§ **Information supplied**:
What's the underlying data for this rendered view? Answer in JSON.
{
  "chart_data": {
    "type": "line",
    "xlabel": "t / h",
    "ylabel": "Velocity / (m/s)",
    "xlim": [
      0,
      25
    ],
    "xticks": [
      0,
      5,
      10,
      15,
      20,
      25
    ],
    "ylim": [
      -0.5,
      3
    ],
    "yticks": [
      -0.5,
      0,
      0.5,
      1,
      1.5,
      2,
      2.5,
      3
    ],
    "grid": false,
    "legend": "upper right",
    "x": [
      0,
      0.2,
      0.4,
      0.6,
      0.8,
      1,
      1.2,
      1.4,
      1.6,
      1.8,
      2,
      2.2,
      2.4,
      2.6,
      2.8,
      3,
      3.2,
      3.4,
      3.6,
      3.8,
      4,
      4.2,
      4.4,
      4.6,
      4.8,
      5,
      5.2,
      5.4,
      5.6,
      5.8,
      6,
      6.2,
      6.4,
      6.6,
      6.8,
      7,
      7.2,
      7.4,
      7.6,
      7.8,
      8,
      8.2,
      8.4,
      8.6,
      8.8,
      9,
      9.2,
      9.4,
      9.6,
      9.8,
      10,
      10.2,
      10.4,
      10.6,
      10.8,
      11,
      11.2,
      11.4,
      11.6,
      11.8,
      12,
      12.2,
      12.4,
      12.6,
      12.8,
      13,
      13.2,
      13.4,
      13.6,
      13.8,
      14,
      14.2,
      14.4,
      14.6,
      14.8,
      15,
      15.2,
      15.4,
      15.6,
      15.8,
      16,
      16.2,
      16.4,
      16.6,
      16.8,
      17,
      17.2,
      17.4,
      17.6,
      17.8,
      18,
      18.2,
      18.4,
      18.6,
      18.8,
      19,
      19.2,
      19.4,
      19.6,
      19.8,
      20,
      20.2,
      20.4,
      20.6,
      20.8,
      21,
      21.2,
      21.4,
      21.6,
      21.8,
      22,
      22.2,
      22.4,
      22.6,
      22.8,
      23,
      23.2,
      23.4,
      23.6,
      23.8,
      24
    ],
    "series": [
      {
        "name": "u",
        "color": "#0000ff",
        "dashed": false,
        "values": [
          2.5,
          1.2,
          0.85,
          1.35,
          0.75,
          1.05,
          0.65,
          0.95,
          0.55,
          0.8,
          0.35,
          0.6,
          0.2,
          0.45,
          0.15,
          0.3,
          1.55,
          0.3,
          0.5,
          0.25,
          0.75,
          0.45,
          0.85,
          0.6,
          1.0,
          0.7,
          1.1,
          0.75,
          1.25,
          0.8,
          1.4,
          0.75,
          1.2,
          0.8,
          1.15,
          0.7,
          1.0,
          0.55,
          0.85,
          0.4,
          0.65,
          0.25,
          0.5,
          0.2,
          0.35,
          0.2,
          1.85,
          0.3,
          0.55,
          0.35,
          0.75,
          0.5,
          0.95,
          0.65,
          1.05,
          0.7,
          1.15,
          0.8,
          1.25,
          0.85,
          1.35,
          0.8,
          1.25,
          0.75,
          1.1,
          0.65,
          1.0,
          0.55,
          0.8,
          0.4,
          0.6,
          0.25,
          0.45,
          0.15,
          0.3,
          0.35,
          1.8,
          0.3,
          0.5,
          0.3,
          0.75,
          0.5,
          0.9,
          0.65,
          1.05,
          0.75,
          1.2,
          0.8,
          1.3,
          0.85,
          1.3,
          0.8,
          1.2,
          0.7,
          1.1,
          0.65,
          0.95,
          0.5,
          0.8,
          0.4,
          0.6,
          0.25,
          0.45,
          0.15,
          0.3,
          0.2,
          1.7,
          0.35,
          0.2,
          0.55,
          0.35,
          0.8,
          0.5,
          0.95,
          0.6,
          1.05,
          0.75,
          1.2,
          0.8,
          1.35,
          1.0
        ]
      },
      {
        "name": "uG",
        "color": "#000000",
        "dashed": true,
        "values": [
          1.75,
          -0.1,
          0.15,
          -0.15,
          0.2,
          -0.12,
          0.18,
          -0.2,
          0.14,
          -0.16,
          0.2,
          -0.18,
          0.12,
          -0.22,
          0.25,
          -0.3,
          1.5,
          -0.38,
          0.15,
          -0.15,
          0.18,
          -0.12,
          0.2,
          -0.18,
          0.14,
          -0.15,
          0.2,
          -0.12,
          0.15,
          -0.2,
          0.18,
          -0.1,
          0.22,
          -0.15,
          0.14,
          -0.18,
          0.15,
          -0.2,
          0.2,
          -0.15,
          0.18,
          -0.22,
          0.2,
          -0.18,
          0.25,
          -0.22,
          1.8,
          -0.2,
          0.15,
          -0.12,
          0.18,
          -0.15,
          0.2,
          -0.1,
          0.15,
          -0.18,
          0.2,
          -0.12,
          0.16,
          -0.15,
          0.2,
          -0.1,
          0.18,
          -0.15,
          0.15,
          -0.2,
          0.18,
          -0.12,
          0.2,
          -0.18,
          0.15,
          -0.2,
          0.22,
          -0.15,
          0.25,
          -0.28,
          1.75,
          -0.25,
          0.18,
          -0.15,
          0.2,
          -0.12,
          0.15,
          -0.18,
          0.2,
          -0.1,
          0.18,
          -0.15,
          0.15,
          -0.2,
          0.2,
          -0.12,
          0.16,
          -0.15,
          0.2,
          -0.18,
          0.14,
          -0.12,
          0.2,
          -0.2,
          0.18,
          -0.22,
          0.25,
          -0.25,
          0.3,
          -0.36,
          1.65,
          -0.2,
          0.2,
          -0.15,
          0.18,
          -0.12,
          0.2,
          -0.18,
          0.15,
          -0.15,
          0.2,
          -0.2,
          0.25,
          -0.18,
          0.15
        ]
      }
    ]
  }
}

§ **Set task**: Transcribe the material exactly as it reads.

§ **Solved problem**:
What's the underlying data for this rendered view? Answer in JSON.
{
  "chart_data": {
    "type": "line",
    "xlabel": "t / h",
    "ylabel": "Velocity / (m/s)",
    "xlim": [
      0,
      25
    ],
    "xticks": [
      0,
      5,
      10,
      15,
      20,
      25
    ],
    "ylim": [
      -0.5,
      3
    ],
    "yticks": [
      -0.5,
      0,
      0.5,
      1,
      1.5,
      2,
      2.5,
      3
    ],
    "grid": false,
    "legend": "upper right",
    "x": [
      0,
      0.2,
      0.4,
      0.6,
      0.8,
      1,
      1.2,
      1.4,
      1.6,
      1.8,
      2,
      2.2,
      2.4,
      2.6,
      2.8,
      3,
      3.2,
      3.4,
      3.6,
      3.8,
      4,
      4.2,
      4.4,
      4.6,
      4.8,
      5,
      5.2,
      5.4,
      5.6,
      5.8,
      6,
      6.2,
      6.4,
      6.6,
      6.8,
      7,
      7.2,
      7.4,
      7.6,
      7.8,
      8,
      8.2,
      8.4,
      8.6,
      8.8,
      9,
      9.2,
      9.4,
      9.6,
      9.8,
      10,
      10.2,
      10.4,
      10.6,
      10.8,
      11,
      11.2,
      11.4,
      11.6,
      11.8,
      12,
      12.2,
      12.4,
      12.6,
      12.8,
      13,
      13.2,
      13.4,
      13.6,
      13.8,
      14,
      14.2,
      14.4,
      14.6,
      14.8,
      15,
      15.2,
      15.4,
      15.6,
      15.8,
      16,
      16.2,
      16.4,
      16.6,
      16.8,
      17,
      17.2,
      17.4,
      17.6,
      17.8,
      18,
      18.2,
      18.4,
      18.6,
      18.8,
      19,
      19.2,
      19.4,
      19.6,
      19.8,
      20,
      20.2,
      20.4,
      20.6,
      20.8,
      21,
      21.2,
      21.4,
      21.6,
      21.8,
      22,
      22.2,
      22.4,
      22.6,
      22.8,
      23,
      23.2,
      23.4,
      23.6,
      23.8,
      24
    ],
    "series": [
      {
        "name": "u",
        "color": "#0000ff",
        "dashed": false,
        "values": [
          2.5,
          1.2,
          0.85,
          1.35,
          0.75,
          1.05,
          0.65,
          0.95,
          0.55,
          0.8,
          0.35,
          0.6,
          0.2,
          0.45,
          0.15,
          0.3,
          1.55,
          0.3,
          0.5,
          0.25,
          0.75,
          0.45,
          0.85,
          0.6,
          1.0,
          0.7,
          1.1,
          0.75,
          1.25,
          0.8,
          1.4,
          0.75,
          1.2,
          0.8,
          1.15,
          0.7,
          1.0,
          0.55,
          0.85,
          0.4,
          0.65,
          0.25,
          0.5,
          0.2,
          0.35,
          0.2,
          1.85,
          0.3,
          0.55,
          0.35,
          0.75,
          0.5,
          0.95,
          0.65,
          1.05,
          0.7,
          1.15,
          0.8,
          1.25,
          0.85,
          1.35,
          0.8,
          1.25,
          0.75,
          1.1,
          0.65,
          1.0,
          0.55,
          0.8,
          0.4,
          0.6,
          0.25,
          0.45,
          0.15,
          0.3,
          0.35,
          1.8,
          0.3,
          0.5,
          0.3,
          0.75,
          0.5,
          0.9,
          0.65,
          1.05,
          0.75,
          1.2,
          0.8,
          1.3,
          0.85,
          1.3,
          0.8,
          1.2,
          0.7,
          1.1,
          0.65,
          0.95,
          0.5,
          0.8,
          0.4,
          0.6,
          0.25,
          0.45,
          0.15,
          0.3,
          0.2,
          1.7,
          0.35,
          0.2,
          0.55,
          0.35,
          0.8,
          0.5,
          0.95,
          0.6,
          1.05,
          0.75,
          1.2,
          0.8,
          1.35,
          1.0
        ]
      },
      {
        "name": "uG",
        "color": "#000000",
        "dashed": true,
        "values": [
          1.75,
          -0.1,
          0.15,
          -0.15,
          0.2,
          -0.12,
          0.18,
          -0.2,
          0.14,
          -0.16,
          0.2,
          -0.18,
          0.12,
          -0.22,
          0.25,
          -0.3,
          1.5,
          -0.38,
          0.15,
          -0.15,
          0.18,
          -0.12,
          0.2,
          -0.18,
          0.14,
          -0.15,
          0.2,
          -0.12,
          0.15,
          -0.2,
          0.18,
          -0.1,
          0.22,
          -0.15,
          0.14,
          -0.18,
          0.15,
          -0.2,
          0.2,
          -0.15,
          0.18,
          -0.22,
          0.2,
          -0.18,
          0.25,
          -0.22,
          1.8,
          -0.2,
          0.15,
          -0.12,
          0.18,
          -0.15,
          0.2,
          -0.1,
          0.15,
          -0.18,
          0.2,
          -0.12,
          0.16,
          -0.15,
          0.2,
          -0.1,
          0.18,
          -0.15,
          0.15,
          -0.2,
          0.18,
          -0.12,
          0.2,
          -0.18,
          0.15,
          -0.2,
          0.22,
          -0.15,
          0.25,
          -0.28,
          1.75,
          -0.25,
          0.18,
          -0.15,
          0.2,
          -0.12,
          0.15,
          -0.18,
          0.2,
          -0.1,
          0.18,
          -0.15,
          0.15,
          -0.2,
          0.2,
          -0.12,
          0.16,
          -0.15,
          0.2,
          -0.18,
          0.14,
          -0.12,
          0.2,
          -0.2,
          0.18,
          -0.22,
          0.25,
          -0.25,
          0.3,
          -0.36,
          1.65,
          -0.2,
          0.2,
          -0.15,
          0.18,
          -0.12,
          0.2,
          -0.18,
          0.15,
          -0.15,
          0.2,
          -0.2,
          0.25,
          -0.18,
          0.15
        ]
      }
    ]
  }
}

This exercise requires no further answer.